Entries from a visual dataset
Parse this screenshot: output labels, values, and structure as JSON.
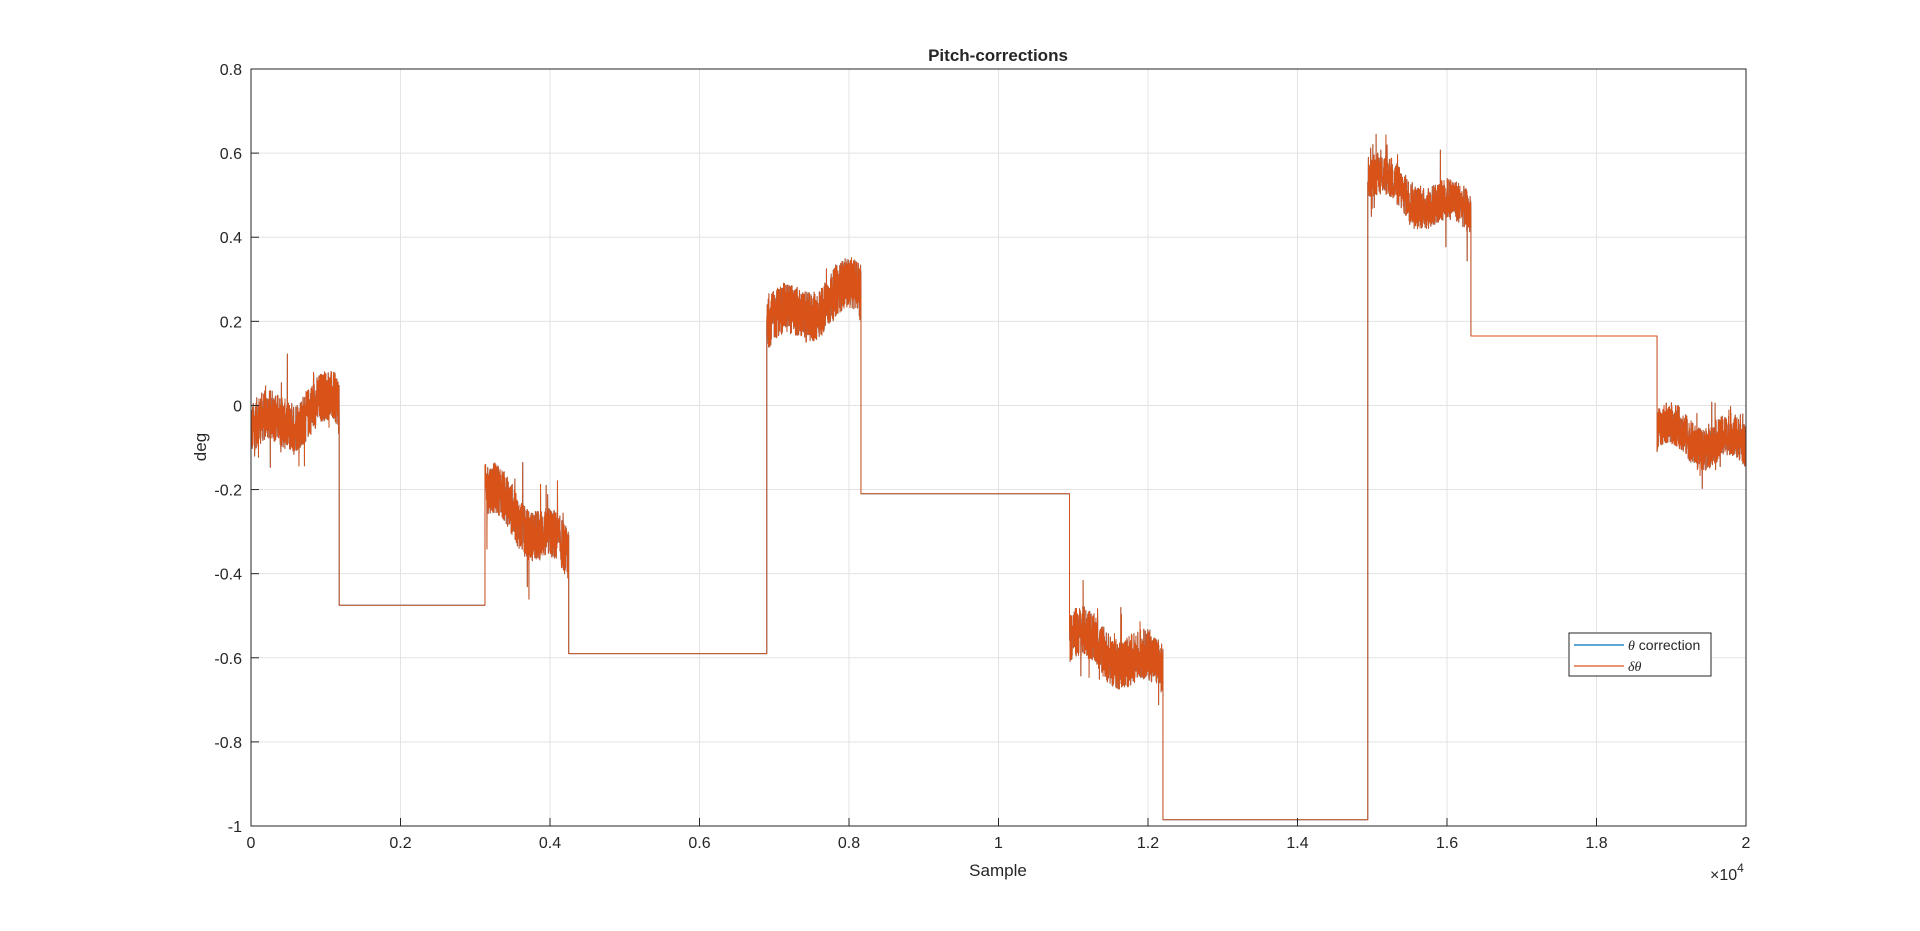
{
  "chart_data": {
    "type": "line",
    "title": "Pitch-corrections",
    "xlabel": "Sample",
    "ylabel": "deg",
    "x_exponent_label": "×10",
    "x_exponent_power": "4",
    "xlim": [
      0,
      2
    ],
    "ylim": [
      -1,
      0.8
    ],
    "x_ticks": [
      0,
      0.2,
      0.4,
      0.6,
      0.8,
      1,
      1.2,
      1.4,
      1.6,
      1.8,
      2
    ],
    "x_tick_labels": [
      "0",
      "0.2",
      "0.4",
      "0.6",
      "0.8",
      "1",
      "1.2",
      "1.4",
      "1.6",
      "1.8",
      "2"
    ],
    "y_ticks": [
      -1,
      -0.8,
      -0.6,
      -0.4,
      -0.2,
      0,
      0.2,
      0.4,
      0.6,
      0.8
    ],
    "y_tick_labels": [
      "-1",
      "-0.8",
      "-0.6",
      "-0.4",
      "-0.2",
      "0",
      "0.2",
      "0.4",
      "0.6",
      "0.8"
    ],
    "grid": true,
    "legend_position": "lower-right",
    "series": [
      {
        "name": "θ correction",
        "legend_symbol": "θ",
        "legend_rest": " correction",
        "color": "#0072BD",
        "segments": [
          {
            "type": "noisy",
            "x0": 0.0,
            "x1": 0.118,
            "y0": -0.06,
            "y1": 0.01,
            "amp": 0.06,
            "spike": 0.13
          },
          {
            "type": "flat",
            "x0": 0.118,
            "x1": 0.313,
            "y": -0.475
          },
          {
            "type": "noisy",
            "x0": 0.313,
            "x1": 0.425,
            "y0": -0.2,
            "y1": -0.36,
            "amp": 0.06,
            "spike": 0.13
          },
          {
            "type": "flat",
            "x0": 0.425,
            "x1": 0.69,
            "y": -0.59
          },
          {
            "type": "noisy",
            "x0": 0.69,
            "x1": 0.816,
            "y0": 0.19,
            "y1": 0.28,
            "amp": 0.06,
            "spike": 0.08
          },
          {
            "type": "flat",
            "x0": 0.816,
            "x1": 1.095,
            "y": -0.21
          },
          {
            "type": "noisy",
            "x0": 1.095,
            "x1": 1.22,
            "y0": -0.55,
            "y1": -0.63,
            "amp": 0.06,
            "spike": 0.1
          },
          {
            "type": "flat",
            "x0": 1.22,
            "x1": 1.494,
            "y": -0.985
          },
          {
            "type": "noisy",
            "x0": 1.494,
            "x1": 1.632,
            "y0": 0.54,
            "y1": 0.45,
            "amp": 0.05,
            "spike": 0.08
          },
          {
            "type": "flat",
            "x0": 1.632,
            "x1": 1.881,
            "y": 0.165
          },
          {
            "type": "noisy",
            "x0": 1.881,
            "x1": 2.0,
            "y0": -0.06,
            "y1": -0.1,
            "amp": 0.05,
            "spike": 0.1
          }
        ]
      },
      {
        "name": "δθ",
        "legend_symbol": "δθ",
        "legend_rest": "",
        "color": "#D95319",
        "same_as_previous": true
      }
    ]
  }
}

Challenge: Your copy of the data above should match it exactly, except that pictures are left out.

Solution to the exercise:
Parse this screenshot: output labels, values, and structure as JSON.
{
  "chart_data": {
    "type": "line",
    "title": "Pitch-corrections",
    "xlabel": "Sample",
    "ylabel": "deg",
    "x_exponent_label": "×10",
    "x_exponent_power": "4",
    "xlim": [
      0,
      2
    ],
    "ylim": [
      -1,
      0.8
    ],
    "x_ticks": [
      0,
      0.2,
      0.4,
      0.6,
      0.8,
      1,
      1.2,
      1.4,
      1.6,
      1.8,
      2
    ],
    "x_tick_labels": [
      "0",
      "0.2",
      "0.4",
      "0.6",
      "0.8",
      "1",
      "1.2",
      "1.4",
      "1.6",
      "1.8",
      "2"
    ],
    "y_ticks": [
      -1,
      -0.8,
      -0.6,
      -0.4,
      -0.2,
      0,
      0.2,
      0.4,
      0.6,
      0.8
    ],
    "y_tick_labels": [
      "-1",
      "-0.8",
      "-0.6",
      "-0.4",
      "-0.2",
      "0",
      "0.2",
      "0.4",
      "0.6",
      "0.8"
    ],
    "grid": true,
    "legend_position": "lower-right",
    "series": [
      {
        "name": "θ correction",
        "legend_symbol": "θ",
        "legend_rest": " correction",
        "color": "#0072BD",
        "segments": [
          {
            "type": "noisy",
            "x0": 0.0,
            "x1": 0.118,
            "y0": -0.06,
            "y1": 0.01,
            "amp": 0.06,
            "spike": 0.13
          },
          {
            "type": "flat",
            "x0": 0.118,
            "x1": 0.313,
            "y": -0.475
          },
          {
            "type": "noisy",
            "x0": 0.313,
            "x1": 0.425,
            "y0": -0.2,
            "y1": -0.36,
            "amp": 0.06,
            "spike": 0.13
          },
          {
            "type": "flat",
            "x0": 0.425,
            "x1": 0.69,
            "y": -0.59
          },
          {
            "type": "noisy",
            "x0": 0.69,
            "x1": 0.816,
            "y0": 0.19,
            "y1": 0.28,
            "amp": 0.06,
            "spike": 0.08
          },
          {
            "type": "flat",
            "x0": 0.816,
            "x1": 1.095,
            "y": -0.21
          },
          {
            "type": "noisy",
            "x0": 1.095,
            "x1": 1.22,
            "y0": -0.55,
            "y1": -0.63,
            "amp": 0.06,
            "spike": 0.1
          },
          {
            "type": "flat",
            "x0": 1.22,
            "x1": 1.494,
            "y": -0.985
          },
          {
            "type": "noisy",
            "x0": 1.494,
            "x1": 1.632,
            "y0": 0.54,
            "y1": 0.45,
            "amp": 0.05,
            "spike": 0.08
          },
          {
            "type": "flat",
            "x0": 1.632,
            "x1": 1.881,
            "y": 0.165
          },
          {
            "type": "noisy",
            "x0": 1.881,
            "x1": 2.0,
            "y0": -0.06,
            "y1": -0.1,
            "amp": 0.05,
            "spike": 0.1
          }
        ]
      },
      {
        "name": "δθ",
        "legend_symbol": "δθ",
        "legend_rest": "",
        "color": "#D95319",
        "same_as_previous": true
      }
    ]
  }
}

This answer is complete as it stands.